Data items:
○ ○ ○ ○ ○

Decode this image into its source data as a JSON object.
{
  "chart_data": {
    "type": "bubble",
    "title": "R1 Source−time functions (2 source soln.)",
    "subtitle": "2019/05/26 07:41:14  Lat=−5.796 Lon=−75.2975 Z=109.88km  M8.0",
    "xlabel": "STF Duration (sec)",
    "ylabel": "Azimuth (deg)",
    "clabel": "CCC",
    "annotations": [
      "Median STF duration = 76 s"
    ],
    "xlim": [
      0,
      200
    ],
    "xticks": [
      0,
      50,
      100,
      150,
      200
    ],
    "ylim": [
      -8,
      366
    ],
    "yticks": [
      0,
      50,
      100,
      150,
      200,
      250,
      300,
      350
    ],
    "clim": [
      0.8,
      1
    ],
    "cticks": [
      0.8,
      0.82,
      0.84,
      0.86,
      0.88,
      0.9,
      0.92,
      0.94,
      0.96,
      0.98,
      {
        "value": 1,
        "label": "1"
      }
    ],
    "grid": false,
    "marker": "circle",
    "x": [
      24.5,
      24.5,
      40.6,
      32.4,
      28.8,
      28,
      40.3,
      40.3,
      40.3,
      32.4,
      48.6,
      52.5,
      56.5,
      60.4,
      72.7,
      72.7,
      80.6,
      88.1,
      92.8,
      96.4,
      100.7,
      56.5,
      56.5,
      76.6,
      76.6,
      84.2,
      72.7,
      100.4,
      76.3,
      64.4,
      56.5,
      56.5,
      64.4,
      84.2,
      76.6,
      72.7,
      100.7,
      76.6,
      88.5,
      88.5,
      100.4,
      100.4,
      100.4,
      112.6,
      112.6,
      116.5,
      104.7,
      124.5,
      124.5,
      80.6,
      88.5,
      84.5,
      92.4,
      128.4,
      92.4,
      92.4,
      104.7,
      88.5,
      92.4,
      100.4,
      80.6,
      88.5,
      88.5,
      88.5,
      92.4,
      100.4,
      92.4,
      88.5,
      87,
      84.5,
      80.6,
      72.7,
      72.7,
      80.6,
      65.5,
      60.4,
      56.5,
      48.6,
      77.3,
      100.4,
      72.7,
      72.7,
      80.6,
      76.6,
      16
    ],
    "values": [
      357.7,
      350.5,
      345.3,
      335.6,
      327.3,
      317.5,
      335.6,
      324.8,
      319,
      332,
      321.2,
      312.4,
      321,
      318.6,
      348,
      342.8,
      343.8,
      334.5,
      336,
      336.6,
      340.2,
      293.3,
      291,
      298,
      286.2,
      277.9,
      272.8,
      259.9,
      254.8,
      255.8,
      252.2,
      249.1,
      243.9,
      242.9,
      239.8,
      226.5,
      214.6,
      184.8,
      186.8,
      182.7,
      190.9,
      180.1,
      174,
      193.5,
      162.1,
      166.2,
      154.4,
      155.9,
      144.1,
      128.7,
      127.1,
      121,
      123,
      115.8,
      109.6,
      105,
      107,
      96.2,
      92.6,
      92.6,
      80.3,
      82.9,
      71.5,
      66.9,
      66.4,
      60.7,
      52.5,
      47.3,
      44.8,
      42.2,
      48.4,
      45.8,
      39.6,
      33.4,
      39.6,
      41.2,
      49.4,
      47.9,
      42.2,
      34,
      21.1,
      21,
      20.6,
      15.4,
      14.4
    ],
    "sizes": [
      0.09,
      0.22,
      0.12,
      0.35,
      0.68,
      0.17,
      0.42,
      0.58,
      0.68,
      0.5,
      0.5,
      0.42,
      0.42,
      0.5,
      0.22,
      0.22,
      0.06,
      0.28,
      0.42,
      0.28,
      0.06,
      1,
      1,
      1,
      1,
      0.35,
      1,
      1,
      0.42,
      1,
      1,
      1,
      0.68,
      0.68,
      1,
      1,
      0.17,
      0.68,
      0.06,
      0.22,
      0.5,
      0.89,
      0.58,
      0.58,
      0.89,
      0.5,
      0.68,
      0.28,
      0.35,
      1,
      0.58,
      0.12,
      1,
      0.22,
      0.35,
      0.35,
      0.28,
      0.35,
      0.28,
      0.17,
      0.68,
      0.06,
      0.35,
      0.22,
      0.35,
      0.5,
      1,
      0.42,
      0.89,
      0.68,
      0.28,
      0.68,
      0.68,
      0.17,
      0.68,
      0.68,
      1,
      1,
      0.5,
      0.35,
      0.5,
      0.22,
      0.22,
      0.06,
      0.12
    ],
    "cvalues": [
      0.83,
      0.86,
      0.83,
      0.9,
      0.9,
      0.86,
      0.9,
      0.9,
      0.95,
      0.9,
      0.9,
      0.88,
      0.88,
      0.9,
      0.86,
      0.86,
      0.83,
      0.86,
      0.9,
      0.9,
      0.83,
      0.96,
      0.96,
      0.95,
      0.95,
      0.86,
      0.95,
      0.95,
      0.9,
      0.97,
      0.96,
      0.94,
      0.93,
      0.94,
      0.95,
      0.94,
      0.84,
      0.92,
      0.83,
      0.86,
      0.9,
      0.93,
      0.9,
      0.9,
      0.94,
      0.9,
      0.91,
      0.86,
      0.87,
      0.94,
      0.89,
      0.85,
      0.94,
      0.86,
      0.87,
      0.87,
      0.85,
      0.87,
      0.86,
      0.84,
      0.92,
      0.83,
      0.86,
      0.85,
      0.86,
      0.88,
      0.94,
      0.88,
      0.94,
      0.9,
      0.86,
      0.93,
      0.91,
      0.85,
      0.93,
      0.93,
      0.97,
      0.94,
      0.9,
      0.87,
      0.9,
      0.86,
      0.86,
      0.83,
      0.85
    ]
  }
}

○ ○ ○ ○ ○

-- GIVEN PROBLEM --
Go through the entries and repeat each one exactly.

-- SOLUTION FOR THIS TASK --
Decode this image into its source data as a JSON object.
{
  "chart_data": {
    "type": "bubble",
    "title": "R1 Source−time functions (2 source soln.)",
    "subtitle": "2019/05/26 07:41:14  Lat=−5.796 Lon=−75.2975 Z=109.88km  M8.0",
    "xlabel": "STF Duration (sec)",
    "ylabel": "Azimuth (deg)",
    "clabel": "CCC",
    "annotations": [
      "Median STF duration = 76 s"
    ],
    "xlim": [
      0,
      200
    ],
    "xticks": [
      0,
      50,
      100,
      150,
      200
    ],
    "ylim": [
      -8,
      366
    ],
    "yticks": [
      0,
      50,
      100,
      150,
      200,
      250,
      300,
      350
    ],
    "clim": [
      0.8,
      1
    ],
    "cticks": [
      0.8,
      0.82,
      0.84,
      0.86,
      0.88,
      0.9,
      0.92,
      0.94,
      0.96,
      0.98,
      {
        "value": 1,
        "label": "1"
      }
    ],
    "grid": false,
    "marker": "circle",
    "x": [
      24.5,
      24.5,
      40.6,
      32.4,
      28.8,
      28,
      40.3,
      40.3,
      40.3,
      32.4,
      48.6,
      52.5,
      56.5,
      60.4,
      72.7,
      72.7,
      80.6,
      88.1,
      92.8,
      96.4,
      100.7,
      56.5,
      56.5,
      76.6,
      76.6,
      84.2,
      72.7,
      100.4,
      76.3,
      64.4,
      56.5,
      56.5,
      64.4,
      84.2,
      76.6,
      72.7,
      100.7,
      76.6,
      88.5,
      88.5,
      100.4,
      100.4,
      100.4,
      112.6,
      112.6,
      116.5,
      104.7,
      124.5,
      124.5,
      80.6,
      88.5,
      84.5,
      92.4,
      128.4,
      92.4,
      92.4,
      104.7,
      88.5,
      92.4,
      100.4,
      80.6,
      88.5,
      88.5,
      88.5,
      92.4,
      100.4,
      92.4,
      88.5,
      87,
      84.5,
      80.6,
      72.7,
      72.7,
      80.6,
      65.5,
      60.4,
      56.5,
      48.6,
      77.3,
      100.4,
      72.7,
      72.7,
      80.6,
      76.6,
      16
    ],
    "values": [
      357.7,
      350.5,
      345.3,
      335.6,
      327.3,
      317.5,
      335.6,
      324.8,
      319,
      332,
      321.2,
      312.4,
      321,
      318.6,
      348,
      342.8,
      343.8,
      334.5,
      336,
      336.6,
      340.2,
      293.3,
      291,
      298,
      286.2,
      277.9,
      272.8,
      259.9,
      254.8,
      255.8,
      252.2,
      249.1,
      243.9,
      242.9,
      239.8,
      226.5,
      214.6,
      184.8,
      186.8,
      182.7,
      190.9,
      180.1,
      174,
      193.5,
      162.1,
      166.2,
      154.4,
      155.9,
      144.1,
      128.7,
      127.1,
      121,
      123,
      115.8,
      109.6,
      105,
      107,
      96.2,
      92.6,
      92.6,
      80.3,
      82.9,
      71.5,
      66.9,
      66.4,
      60.7,
      52.5,
      47.3,
      44.8,
      42.2,
      48.4,
      45.8,
      39.6,
      33.4,
      39.6,
      41.2,
      49.4,
      47.9,
      42.2,
      34,
      21.1,
      21,
      20.6,
      15.4,
      14.4
    ],
    "sizes": [
      0.09,
      0.22,
      0.12,
      0.35,
      0.68,
      0.17,
      0.42,
      0.58,
      0.68,
      0.5,
      0.5,
      0.42,
      0.42,
      0.5,
      0.22,
      0.22,
      0.06,
      0.28,
      0.42,
      0.28,
      0.06,
      1,
      1,
      1,
      1,
      0.35,
      1,
      1,
      0.42,
      1,
      1,
      1,
      0.68,
      0.68,
      1,
      1,
      0.17,
      0.68,
      0.06,
      0.22,
      0.5,
      0.89,
      0.58,
      0.58,
      0.89,
      0.5,
      0.68,
      0.28,
      0.35,
      1,
      0.58,
      0.12,
      1,
      0.22,
      0.35,
      0.35,
      0.28,
      0.35,
      0.28,
      0.17,
      0.68,
      0.06,
      0.35,
      0.22,
      0.35,
      0.5,
      1,
      0.42,
      0.89,
      0.68,
      0.28,
      0.68,
      0.68,
      0.17,
      0.68,
      0.68,
      1,
      1,
      0.5,
      0.35,
      0.5,
      0.22,
      0.22,
      0.06,
      0.12
    ],
    "cvalues": [
      0.83,
      0.86,
      0.83,
      0.9,
      0.9,
      0.86,
      0.9,
      0.9,
      0.95,
      0.9,
      0.9,
      0.88,
      0.88,
      0.9,
      0.86,
      0.86,
      0.83,
      0.86,
      0.9,
      0.9,
      0.83,
      0.96,
      0.96,
      0.95,
      0.95,
      0.86,
      0.95,
      0.95,
      0.9,
      0.97,
      0.96,
      0.94,
      0.93,
      0.94,
      0.95,
      0.94,
      0.84,
      0.92,
      0.83,
      0.86,
      0.9,
      0.93,
      0.9,
      0.9,
      0.94,
      0.9,
      0.91,
      0.86,
      0.87,
      0.94,
      0.89,
      0.85,
      0.94,
      0.86,
      0.87,
      0.87,
      0.85,
      0.87,
      0.86,
      0.84,
      0.92,
      0.83,
      0.86,
      0.85,
      0.86,
      0.88,
      0.94,
      0.88,
      0.94,
      0.9,
      0.86,
      0.93,
      0.91,
      0.85,
      0.93,
      0.93,
      0.97,
      0.94,
      0.9,
      0.87,
      0.9,
      0.86,
      0.86,
      0.83,
      0.85
    ]
  }
}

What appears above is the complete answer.